%%
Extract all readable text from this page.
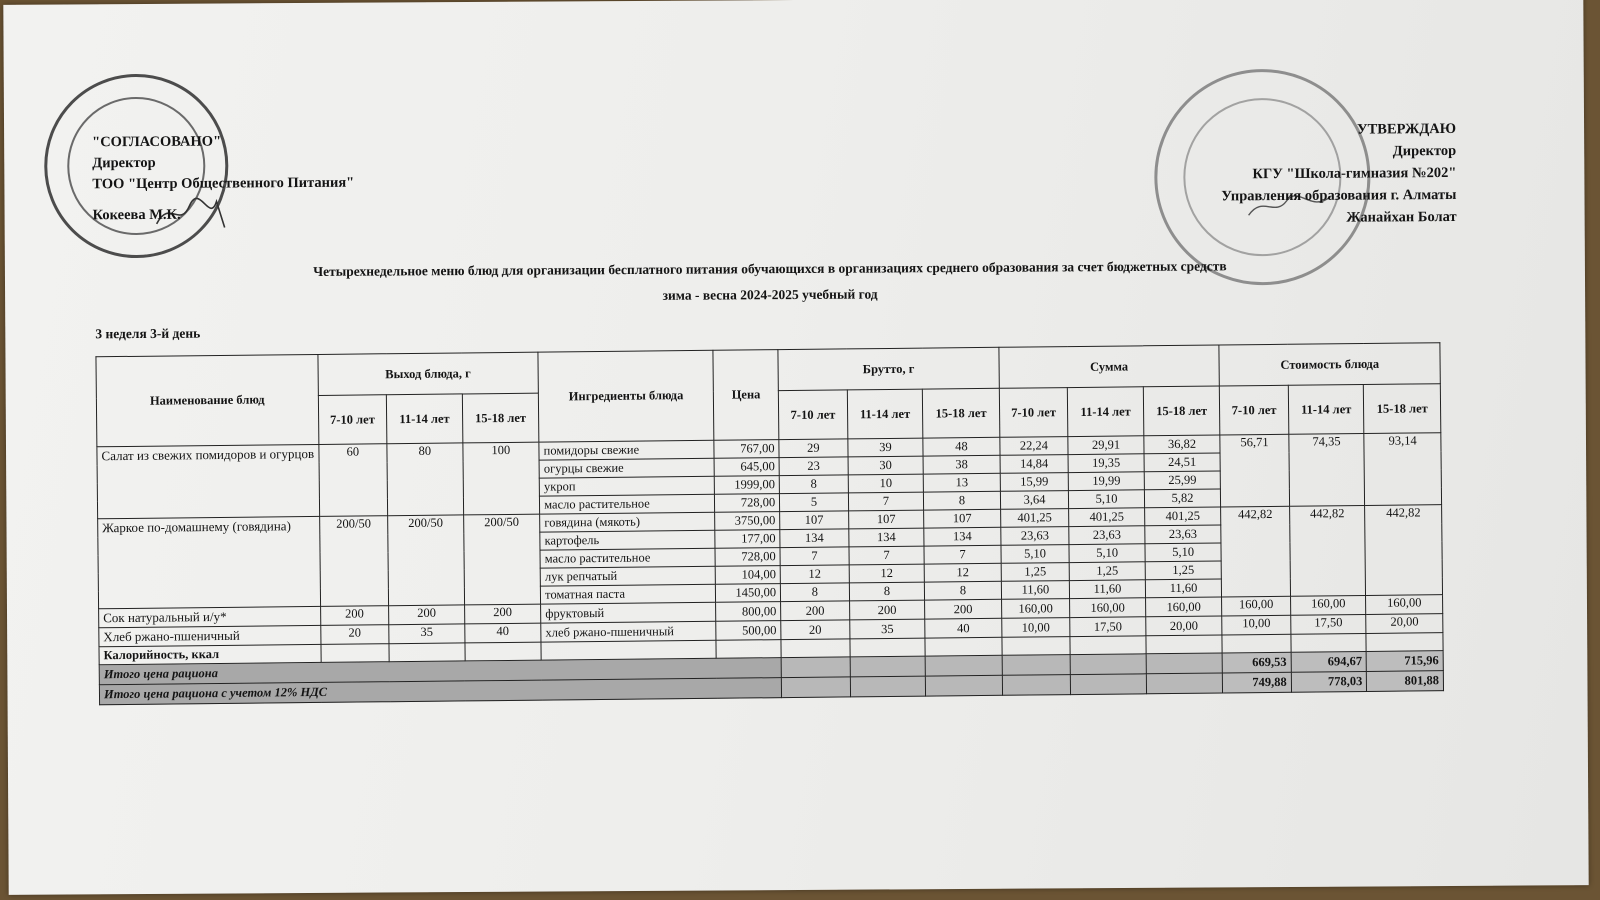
"СОГЛАСОВАНО"
Директор
ТОО "Центр Общественного Питания"
Кокеева М.К.
УТВЕРЖДАЮ
Директор
КГУ "Школа-гимназия №202"
Управления образования г. Алматы
Жанайхан Болат
Четырехнедельное меню блюд для организации бесплатного питания обучающихся в организациях среднего образования за счет бюджетных средств
зима - весна 2024-2025 учебный год
3 неделя 3-й день
Наименование блюд	Выход блюда, г			Ингредиенты блюда	Цена	Брутто, г			Сумма			Стоимость блюда		
	7-10 лет	11-14 лет	15-18 лет			7-10 лет	11-14 лет	15-18 лет	7-10 лет	11-14 лет	15-18 лет	7-10 лет	11-14 лет	15-18 лет
Салат из свежих помидоров и огурцов	60	80	100	помидоры свежие	767,00	29	39	48	22,24	29,91	36,82	56,71	74,35	93,14
				огурцы свежие	645,00	23	30	38	14,84	19,35	24,51			
				укроп	1999,00	8	10	13	15,99	19,99	25,99			
				масло растительное	728,00	5	7	8	3,64	5,10	5,82			
Жаркое по-домашнему (говядина)	200/50	200/50	200/50	говядина (мякоть)	3750,00	107	107	107	401,25	401,25	401,25	442,82	442,82	442,82
				картофель	177,00	134	134	134	23,63	23,63	23,63			
				масло растительное	728,00	7	7	7	5,10	5,10	5,10			
				лук репчатый	104,00	12	12	12	1,25	1,25	1,25			
				томатная паста	1450,00	8	8	8	11,60	11,60	11,60			
Сок натуральный и/у*	200	200	200	фруктовый	800,00	200	200	200	160,00	160,00	160,00	160,00	160,00	160,00
Хлеб ржано-пшеничный	20	35	40	хлеб ржано-пшеничный	500,00	20	35	40	10,00	17,50	20,00	10,00	17,50	20,00
Калорийность, ккал														
Итого цена рациона												669,53	694,67	715,96
Итого цена рациона с учетом 12% НДС												749,88	778,03	801,88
%%
Make an exact copy of the records above, with the pictures left out.

WRITTEN RESPONSE:
Extract all readable text from this page.
"СОГЛАСОВАНО"
Директор
ТОО "Центр Общественного Питания"
Кокеева М.К.
УТВЕРЖДАЮ
Директор
КГУ "Школа-гимназия №202"
Управления образования г. Алматы
Жанайхан Болат
Четырехнедельное меню блюд для организации бесплатного питания обучающихся в организациях среднего образования за счет бюджетных средств
зима - весна 2024-2025 учебный год
3 неделя 3-й день
Наименование блюд	Выход блюда, г			Ингредиенты блюда	Цена	Брутто, г			Сумма			Стоимость блюда		
	7-10 лет	11-14 лет	15-18 лет			7-10 лет	11-14 лет	15-18 лет	7-10 лет	11-14 лет	15-18 лет	7-10 лет	11-14 лет	15-18 лет
Салат из свежих помидоров и огурцов	60	80	100	помидоры свежие	767,00	29	39	48	22,24	29,91	36,82	56,71	74,35	93,14
				огурцы свежие	645,00	23	30	38	14,84	19,35	24,51			
				укроп	1999,00	8	10	13	15,99	19,99	25,99			
				масло растительное	728,00	5	7	8	3,64	5,10	5,82			
Жаркое по-домашнему (говядина)	200/50	200/50	200/50	говядина (мякоть)	3750,00	107	107	107	401,25	401,25	401,25	442,82	442,82	442,82
				картофель	177,00	134	134	134	23,63	23,63	23,63			
				масло растительное	728,00	7	7	7	5,10	5,10	5,10			
				лук репчатый	104,00	12	12	12	1,25	1,25	1,25			
				томатная паста	1450,00	8	8	8	11,60	11,60	11,60			
Сок натуральный и/у*	200	200	200	фруктовый	800,00	200	200	200	160,00	160,00	160,00	160,00	160,00	160,00
Хлеб ржано-пшеничный	20	35	40	хлеб ржано-пшеничный	500,00	20	35	40	10,00	17,50	20,00	10,00	17,50	20,00
Калорийность, ккал														
Итого цена рациона												669,53	694,67	715,96
Итого цена рациона с учетом 12% НДС												749,88	778,03	801,88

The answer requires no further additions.